-- BEGIN --
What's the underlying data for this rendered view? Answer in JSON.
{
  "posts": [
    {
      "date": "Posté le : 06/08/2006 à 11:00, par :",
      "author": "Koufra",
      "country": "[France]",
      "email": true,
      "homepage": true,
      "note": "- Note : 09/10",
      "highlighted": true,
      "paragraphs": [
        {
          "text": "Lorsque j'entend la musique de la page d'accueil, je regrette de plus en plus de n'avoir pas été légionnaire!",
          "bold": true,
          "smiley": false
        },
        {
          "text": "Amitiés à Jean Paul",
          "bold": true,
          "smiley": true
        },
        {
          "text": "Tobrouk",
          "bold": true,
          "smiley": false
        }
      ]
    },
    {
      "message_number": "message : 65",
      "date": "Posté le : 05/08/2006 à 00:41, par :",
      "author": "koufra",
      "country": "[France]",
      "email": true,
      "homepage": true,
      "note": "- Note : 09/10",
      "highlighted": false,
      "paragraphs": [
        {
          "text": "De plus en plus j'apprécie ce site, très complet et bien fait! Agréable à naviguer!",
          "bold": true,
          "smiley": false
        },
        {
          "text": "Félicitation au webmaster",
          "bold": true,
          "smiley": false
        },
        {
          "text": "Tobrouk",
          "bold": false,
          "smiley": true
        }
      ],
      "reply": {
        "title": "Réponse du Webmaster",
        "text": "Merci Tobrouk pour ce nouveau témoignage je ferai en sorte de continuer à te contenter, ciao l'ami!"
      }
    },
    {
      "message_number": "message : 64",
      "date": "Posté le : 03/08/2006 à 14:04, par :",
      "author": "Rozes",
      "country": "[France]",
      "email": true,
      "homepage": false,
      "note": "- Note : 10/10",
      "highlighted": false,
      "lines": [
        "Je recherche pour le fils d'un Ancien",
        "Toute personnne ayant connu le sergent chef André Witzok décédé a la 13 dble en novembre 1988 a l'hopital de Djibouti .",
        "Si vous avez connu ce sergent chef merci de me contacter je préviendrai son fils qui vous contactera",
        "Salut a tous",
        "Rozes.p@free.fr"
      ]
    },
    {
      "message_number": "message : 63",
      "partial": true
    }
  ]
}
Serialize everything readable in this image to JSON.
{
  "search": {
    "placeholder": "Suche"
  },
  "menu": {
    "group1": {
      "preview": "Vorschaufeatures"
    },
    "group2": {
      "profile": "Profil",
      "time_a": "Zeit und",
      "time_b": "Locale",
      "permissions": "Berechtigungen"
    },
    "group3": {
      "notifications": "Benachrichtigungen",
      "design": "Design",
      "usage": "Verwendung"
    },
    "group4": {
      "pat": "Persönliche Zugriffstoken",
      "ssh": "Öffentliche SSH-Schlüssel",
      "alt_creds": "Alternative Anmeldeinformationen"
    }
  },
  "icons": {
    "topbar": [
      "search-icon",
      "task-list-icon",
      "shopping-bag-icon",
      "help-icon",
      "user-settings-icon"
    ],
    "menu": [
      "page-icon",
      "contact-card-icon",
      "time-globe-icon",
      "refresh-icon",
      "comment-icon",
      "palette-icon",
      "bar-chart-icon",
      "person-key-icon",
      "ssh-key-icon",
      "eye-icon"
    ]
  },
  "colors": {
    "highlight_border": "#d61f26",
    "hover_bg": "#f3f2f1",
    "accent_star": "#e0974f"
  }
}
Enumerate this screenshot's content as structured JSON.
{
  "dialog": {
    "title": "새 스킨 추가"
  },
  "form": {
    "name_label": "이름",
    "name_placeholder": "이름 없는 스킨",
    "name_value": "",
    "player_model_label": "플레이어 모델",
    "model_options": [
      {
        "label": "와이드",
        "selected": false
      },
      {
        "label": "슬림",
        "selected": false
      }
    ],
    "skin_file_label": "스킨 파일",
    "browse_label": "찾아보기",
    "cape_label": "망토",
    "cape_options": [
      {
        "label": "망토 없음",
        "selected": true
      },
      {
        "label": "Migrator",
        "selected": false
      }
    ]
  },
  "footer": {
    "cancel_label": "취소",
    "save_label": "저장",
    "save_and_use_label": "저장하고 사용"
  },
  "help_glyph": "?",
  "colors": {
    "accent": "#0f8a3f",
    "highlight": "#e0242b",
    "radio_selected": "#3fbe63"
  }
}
-- END --
## TASK STATEMENT
Each line of the material must be restated exactly.

## SOLUTION TO THIS TASK
What's the underlying data for this rendered view? Answer in JSON.
{
  "posts": [
    {
      "date": "Posté le : 06/08/2006 à 11:00, par :",
      "author": "Koufra",
      "country": "[France]",
      "email": true,
      "homepage": true,
      "note": "- Note : 09/10",
      "highlighted": true,
      "paragraphs": [
        {
          "text": "Lorsque j'entend la musique de la page d'accueil, je regrette de plus en plus de n'avoir pas été légionnaire!",
          "bold": true,
          "smiley": false
        },
        {
          "text": "Amitiés à Jean Paul",
          "bold": true,
          "smiley": true
        },
        {
          "text": "Tobrouk",
          "bold": true,
          "smiley": false
        }
      ]
    },
    {
      "message_number": "message : 65",
      "date": "Posté le : 05/08/2006 à 00:41, par :",
      "author": "koufra",
      "country": "[France]",
      "email": true,
      "homepage": true,
      "note": "- Note : 09/10",
      "highlighted": false,
      "paragraphs": [
        {
          "text": "De plus en plus j'apprécie ce site, très complet et bien fait! Agréable à naviguer!",
          "bold": true,
          "smiley": false
        },
        {
          "text": "Félicitation au webmaster",
          "bold": true,
          "smiley": false
        },
        {
          "text": "Tobrouk",
          "bold": false,
          "smiley": true
        }
      ],
      "reply": {
        "title": "Réponse du Webmaster",
        "text": "Merci Tobrouk pour ce nouveau témoignage je ferai en sorte de continuer à te contenter, ciao l'ami!"
      }
    },
    {
      "message_number": "message : 64",
      "date": "Posté le : 03/08/2006 à 14:04, par :",
      "author": "Rozes",
      "country": "[France]",
      "email": true,
      "homepage": false,
      "note": "- Note : 10/10",
      "highlighted": false,
      "lines": [
        "Je recherche pour le fils d'un Ancien",
        "Toute personnne ayant connu le sergent chef André Witzok décédé a la 13 dble en novembre 1988 a l'hopital de Djibouti .",
        "Si vous avez connu ce sergent chef merci de me contacter je préviendrai son fils qui vous contactera",
        "Salut a tous",
        "Rozes.p@free.fr"
      ]
    },
    {
      "message_number": "message : 63",
      "partial": true
    }
  ]
}
Serialize everything readable in this image to JSON.
{
  "search": {
    "placeholder": "Suche"
  },
  "menu": {
    "group1": {
      "preview": "Vorschaufeatures"
    },
    "group2": {
      "profile": "Profil",
      "time_a": "Zeit und",
      "time_b": "Locale",
      "permissions": "Berechtigungen"
    },
    "group3": {
      "notifications": "Benachrichtigungen",
      "design": "Design",
      "usage": "Verwendung"
    },
    "group4": {
      "pat": "Persönliche Zugriffstoken",
      "ssh": "Öffentliche SSH-Schlüssel",
      "alt_creds": "Alternative Anmeldeinformationen"
    }
  },
  "icons": {
    "topbar": [
      "search-icon",
      "task-list-icon",
      "shopping-bag-icon",
      "help-icon",
      "user-settings-icon"
    ],
    "menu": [
      "page-icon",
      "contact-card-icon",
      "time-globe-icon",
      "refresh-icon",
      "comment-icon",
      "palette-icon",
      "bar-chart-icon",
      "person-key-icon",
      "ssh-key-icon",
      "eye-icon"
    ]
  },
  "colors": {
    "highlight_border": "#d61f26",
    "hover_bg": "#f3f2f1",
    "accent_star": "#e0974f"
  }
}
Enumerate this screenshot's content as structured JSON.
{
  "dialog": {
    "title": "새 스킨 추가"
  },
  "form": {
    "name_label": "이름",
    "name_placeholder": "이름 없는 스킨",
    "name_value": "",
    "player_model_label": "플레이어 모델",
    "model_options": [
      {
        "label": "와이드",
        "selected": false
      },
      {
        "label": "슬림",
        "selected": false
      }
    ],
    "skin_file_label": "스킨 파일",
    "browse_label": "찾아보기",
    "cape_label": "망토",
    "cape_options": [
      {
        "label": "망토 없음",
        "selected": true
      },
      {
        "label": "Migrator",
        "selected": false
      }
    ]
  },
  "footer": {
    "cancel_label": "취소",
    "save_label": "저장",
    "save_and_use_label": "저장하고 사용"
  },
  "help_glyph": "?",
  "colors": {
    "accent": "#0f8a3f",
    "highlight": "#e0242b",
    "radio_selected": "#3fbe63"
  }
}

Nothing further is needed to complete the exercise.